Supplied material:
***
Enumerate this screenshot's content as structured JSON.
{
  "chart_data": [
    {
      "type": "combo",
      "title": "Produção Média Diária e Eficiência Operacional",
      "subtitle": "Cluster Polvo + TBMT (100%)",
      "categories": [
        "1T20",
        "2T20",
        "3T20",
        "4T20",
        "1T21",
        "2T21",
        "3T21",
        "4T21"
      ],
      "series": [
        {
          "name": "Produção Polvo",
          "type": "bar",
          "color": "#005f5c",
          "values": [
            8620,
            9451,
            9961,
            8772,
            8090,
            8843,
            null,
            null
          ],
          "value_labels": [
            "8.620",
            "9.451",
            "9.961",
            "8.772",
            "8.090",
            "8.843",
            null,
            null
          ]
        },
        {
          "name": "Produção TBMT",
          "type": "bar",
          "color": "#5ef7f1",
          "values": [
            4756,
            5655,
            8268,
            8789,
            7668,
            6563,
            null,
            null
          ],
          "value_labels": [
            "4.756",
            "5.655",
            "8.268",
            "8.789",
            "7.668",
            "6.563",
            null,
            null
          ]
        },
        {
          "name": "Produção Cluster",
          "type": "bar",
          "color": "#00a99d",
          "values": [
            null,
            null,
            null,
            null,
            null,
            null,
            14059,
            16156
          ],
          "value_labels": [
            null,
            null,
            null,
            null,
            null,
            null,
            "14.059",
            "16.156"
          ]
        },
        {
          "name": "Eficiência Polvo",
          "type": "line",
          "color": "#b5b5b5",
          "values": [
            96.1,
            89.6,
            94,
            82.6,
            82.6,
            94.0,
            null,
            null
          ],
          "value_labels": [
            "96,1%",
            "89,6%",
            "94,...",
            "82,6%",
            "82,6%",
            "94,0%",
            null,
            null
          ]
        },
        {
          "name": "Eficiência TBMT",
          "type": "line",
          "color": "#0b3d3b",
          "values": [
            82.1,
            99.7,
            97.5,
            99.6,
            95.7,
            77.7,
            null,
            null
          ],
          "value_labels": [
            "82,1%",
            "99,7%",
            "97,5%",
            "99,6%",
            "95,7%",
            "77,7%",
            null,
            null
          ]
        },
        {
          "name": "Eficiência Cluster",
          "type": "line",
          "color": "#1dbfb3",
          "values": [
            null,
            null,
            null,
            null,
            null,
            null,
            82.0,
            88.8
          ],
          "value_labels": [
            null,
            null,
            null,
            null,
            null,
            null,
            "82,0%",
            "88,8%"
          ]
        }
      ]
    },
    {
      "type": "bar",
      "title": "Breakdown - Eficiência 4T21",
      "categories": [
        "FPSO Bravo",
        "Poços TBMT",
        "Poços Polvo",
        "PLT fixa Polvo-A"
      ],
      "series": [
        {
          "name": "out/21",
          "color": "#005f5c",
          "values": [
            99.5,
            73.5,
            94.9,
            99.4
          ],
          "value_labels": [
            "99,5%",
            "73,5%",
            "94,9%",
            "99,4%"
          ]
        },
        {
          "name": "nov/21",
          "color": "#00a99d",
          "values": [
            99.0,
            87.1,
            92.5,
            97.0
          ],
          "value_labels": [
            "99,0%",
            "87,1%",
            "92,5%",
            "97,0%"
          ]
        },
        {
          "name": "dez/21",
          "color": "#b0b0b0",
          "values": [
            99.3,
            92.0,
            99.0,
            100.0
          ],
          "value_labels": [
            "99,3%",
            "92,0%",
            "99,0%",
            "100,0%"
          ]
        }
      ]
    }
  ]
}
***
Task objective: Transcribe every entry exactly.

Task output:
Enumerate this screenshot's content as structured JSON.
{
  "chart_data": [
    {
      "type": "combo",
      "title": "Produção Média Diária e Eficiência Operacional",
      "subtitle": "Cluster Polvo + TBMT (100%)",
      "categories": [
        "1T20",
        "2T20",
        "3T20",
        "4T20",
        "1T21",
        "2T21",
        "3T21",
        "4T21"
      ],
      "series": [
        {
          "name": "Produção Polvo",
          "type": "bar",
          "color": "#005f5c",
          "values": [
            8620,
            9451,
            9961,
            8772,
            8090,
            8843,
            null,
            null
          ],
          "value_labels": [
            "8.620",
            "9.451",
            "9.961",
            "8.772",
            "8.090",
            "8.843",
            null,
            null
          ]
        },
        {
          "name": "Produção TBMT",
          "type": "bar",
          "color": "#5ef7f1",
          "values": [
            4756,
            5655,
            8268,
            8789,
            7668,
            6563,
            null,
            null
          ],
          "value_labels": [
            "4.756",
            "5.655",
            "8.268",
            "8.789",
            "7.668",
            "6.563",
            null,
            null
          ]
        },
        {
          "name": "Produção Cluster",
          "type": "bar",
          "color": "#00a99d",
          "values": [
            null,
            null,
            null,
            null,
            null,
            null,
            14059,
            16156
          ],
          "value_labels": [
            null,
            null,
            null,
            null,
            null,
            null,
            "14.059",
            "16.156"
          ]
        },
        {
          "name": "Eficiência Polvo",
          "type": "line",
          "color": "#b5b5b5",
          "values": [
            96.1,
            89.6,
            94,
            82.6,
            82.6,
            94.0,
            null,
            null
          ],
          "value_labels": [
            "96,1%",
            "89,6%",
            "94,...",
            "82,6%",
            "82,6%",
            "94,0%",
            null,
            null
          ]
        },
        {
          "name": "Eficiência TBMT",
          "type": "line",
          "color": "#0b3d3b",
          "values": [
            82.1,
            99.7,
            97.5,
            99.6,
            95.7,
            77.7,
            null,
            null
          ],
          "value_labels": [
            "82,1%",
            "99,7%",
            "97,5%",
            "99,6%",
            "95,7%",
            "77,7%",
            null,
            null
          ]
        },
        {
          "name": "Eficiência Cluster",
          "type": "line",
          "color": "#1dbfb3",
          "values": [
            null,
            null,
            null,
            null,
            null,
            null,
            82.0,
            88.8
          ],
          "value_labels": [
            null,
            null,
            null,
            null,
            null,
            null,
            "82,0%",
            "88,8%"
          ]
        }
      ]
    },
    {
      "type": "bar",
      "title": "Breakdown - Eficiência 4T21",
      "categories": [
        "FPSO Bravo",
        "Poços TBMT",
        "Poços Polvo",
        "PLT fixa Polvo-A"
      ],
      "series": [
        {
          "name": "out/21",
          "color": "#005f5c",
          "values": [
            99.5,
            73.5,
            94.9,
            99.4
          ],
          "value_labels": [
            "99,5%",
            "73,5%",
            "94,9%",
            "99,4%"
          ]
        },
        {
          "name": "nov/21",
          "color": "#00a99d",
          "values": [
            99.0,
            87.1,
            92.5,
            97.0
          ],
          "value_labels": [
            "99,0%",
            "87,1%",
            "92,5%",
            "97,0%"
          ]
        },
        {
          "name": "dez/21",
          "color": "#b0b0b0",
          "values": [
            99.3,
            92.0,
            99.0,
            100.0
          ],
          "value_labels": [
            "99,3%",
            "92,0%",
            "99,0%",
            "100,0%"
          ]
        }
      ]
    }
  ]
}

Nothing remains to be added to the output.